◆ Aim:
Retype all the records with nothing changed.

◆ Records for the exercise:

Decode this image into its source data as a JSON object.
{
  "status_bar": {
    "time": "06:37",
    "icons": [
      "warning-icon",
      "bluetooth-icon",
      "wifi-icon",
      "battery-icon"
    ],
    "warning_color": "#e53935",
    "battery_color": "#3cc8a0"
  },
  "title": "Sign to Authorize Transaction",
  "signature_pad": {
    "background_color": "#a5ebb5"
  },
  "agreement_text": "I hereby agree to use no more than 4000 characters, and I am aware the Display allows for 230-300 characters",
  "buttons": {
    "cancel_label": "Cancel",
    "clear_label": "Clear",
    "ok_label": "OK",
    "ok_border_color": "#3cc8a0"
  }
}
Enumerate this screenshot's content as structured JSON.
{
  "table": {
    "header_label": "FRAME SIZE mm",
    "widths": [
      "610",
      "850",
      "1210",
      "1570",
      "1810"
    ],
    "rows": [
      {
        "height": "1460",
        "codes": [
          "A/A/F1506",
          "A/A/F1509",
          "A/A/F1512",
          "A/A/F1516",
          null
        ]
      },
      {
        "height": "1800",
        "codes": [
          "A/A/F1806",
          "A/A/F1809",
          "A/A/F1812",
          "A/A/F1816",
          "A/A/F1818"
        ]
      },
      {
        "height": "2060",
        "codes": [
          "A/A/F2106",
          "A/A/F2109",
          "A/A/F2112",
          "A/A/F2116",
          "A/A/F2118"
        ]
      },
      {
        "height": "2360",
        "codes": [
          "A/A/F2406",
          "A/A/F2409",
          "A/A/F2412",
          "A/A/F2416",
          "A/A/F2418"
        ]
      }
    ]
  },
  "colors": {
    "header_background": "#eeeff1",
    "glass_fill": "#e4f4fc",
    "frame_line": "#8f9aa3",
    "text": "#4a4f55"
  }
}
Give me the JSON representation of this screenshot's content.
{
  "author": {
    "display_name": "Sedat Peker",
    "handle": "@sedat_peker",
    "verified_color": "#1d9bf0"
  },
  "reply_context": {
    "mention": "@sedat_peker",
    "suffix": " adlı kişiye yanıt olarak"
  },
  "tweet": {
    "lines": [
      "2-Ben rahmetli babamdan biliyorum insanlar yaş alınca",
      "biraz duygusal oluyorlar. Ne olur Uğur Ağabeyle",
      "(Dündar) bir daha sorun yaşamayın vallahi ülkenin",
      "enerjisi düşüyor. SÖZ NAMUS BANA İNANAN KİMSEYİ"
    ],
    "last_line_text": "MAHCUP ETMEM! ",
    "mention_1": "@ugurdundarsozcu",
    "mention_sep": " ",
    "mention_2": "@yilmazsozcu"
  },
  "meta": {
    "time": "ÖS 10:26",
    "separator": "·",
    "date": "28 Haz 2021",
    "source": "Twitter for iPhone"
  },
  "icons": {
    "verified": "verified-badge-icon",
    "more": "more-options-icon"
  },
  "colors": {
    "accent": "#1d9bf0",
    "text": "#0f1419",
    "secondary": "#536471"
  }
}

◆ Output of the exercise:
Decode this image into its source data as a JSON object.
{
  "status_bar": {
    "time": "06:37",
    "icons": [
      "warning-icon",
      "bluetooth-icon",
      "wifi-icon",
      "battery-icon"
    ],
    "warning_color": "#e53935",
    "battery_color": "#3cc8a0"
  },
  "title": "Sign to Authorize Transaction",
  "signature_pad": {
    "background_color": "#a5ebb5"
  },
  "agreement_text": "I hereby agree to use no more than 4000 characters, and I am aware the Display allows for 230-300 characters",
  "buttons": {
    "cancel_label": "Cancel",
    "clear_label": "Clear",
    "ok_label": "OK",
    "ok_border_color": "#3cc8a0"
  }
}
Enumerate this screenshot's content as structured JSON.
{
  "table": {
    "header_label": "FRAME SIZE mm",
    "widths": [
      "610",
      "850",
      "1210",
      "1570",
      "1810"
    ],
    "rows": [
      {
        "height": "1460",
        "codes": [
          "A/A/F1506",
          "A/A/F1509",
          "A/A/F1512",
          "A/A/F1516",
          null
        ]
      },
      {
        "height": "1800",
        "codes": [
          "A/A/F1806",
          "A/A/F1809",
          "A/A/F1812",
          "A/A/F1816",
          "A/A/F1818"
        ]
      },
      {
        "height": "2060",
        "codes": [
          "A/A/F2106",
          "A/A/F2109",
          "A/A/F2112",
          "A/A/F2116",
          "A/A/F2118"
        ]
      },
      {
        "height": "2360",
        "codes": [
          "A/A/F2406",
          "A/A/F2409",
          "A/A/F2412",
          "A/A/F2416",
          "A/A/F2418"
        ]
      }
    ]
  },
  "colors": {
    "header_background": "#eeeff1",
    "glass_fill": "#e4f4fc",
    "frame_line": "#8f9aa3",
    "text": "#4a4f55"
  }
}
Give me the JSON representation of this screenshot's content.
{
  "author": {
    "display_name": "Sedat Peker",
    "handle": "@sedat_peker",
    "verified_color": "#1d9bf0"
  },
  "reply_context": {
    "mention": "@sedat_peker",
    "suffix": " adlı kişiye yanıt olarak"
  },
  "tweet": {
    "lines": [
      "2-Ben rahmetli babamdan biliyorum insanlar yaş alınca",
      "biraz duygusal oluyorlar. Ne olur Uğur Ağabeyle",
      "(Dündar) bir daha sorun yaşamayın vallahi ülkenin",
      "enerjisi düşüyor. SÖZ NAMUS BANA İNANAN KİMSEYİ"
    ],
    "last_line_text": "MAHCUP ETMEM! ",
    "mention_1": "@ugurdundarsozcu",
    "mention_sep": " ",
    "mention_2": "@yilmazsozcu"
  },
  "meta": {
    "time": "ÖS 10:26",
    "separator": "·",
    "date": "28 Haz 2021",
    "source": "Twitter for iPhone"
  },
  "icons": {
    "verified": "verified-badge-icon",
    "more": "more-options-icon"
  },
  "colors": {
    "accent": "#1d9bf0",
    "text": "#0f1419",
    "secondary": "#536471"
  }
}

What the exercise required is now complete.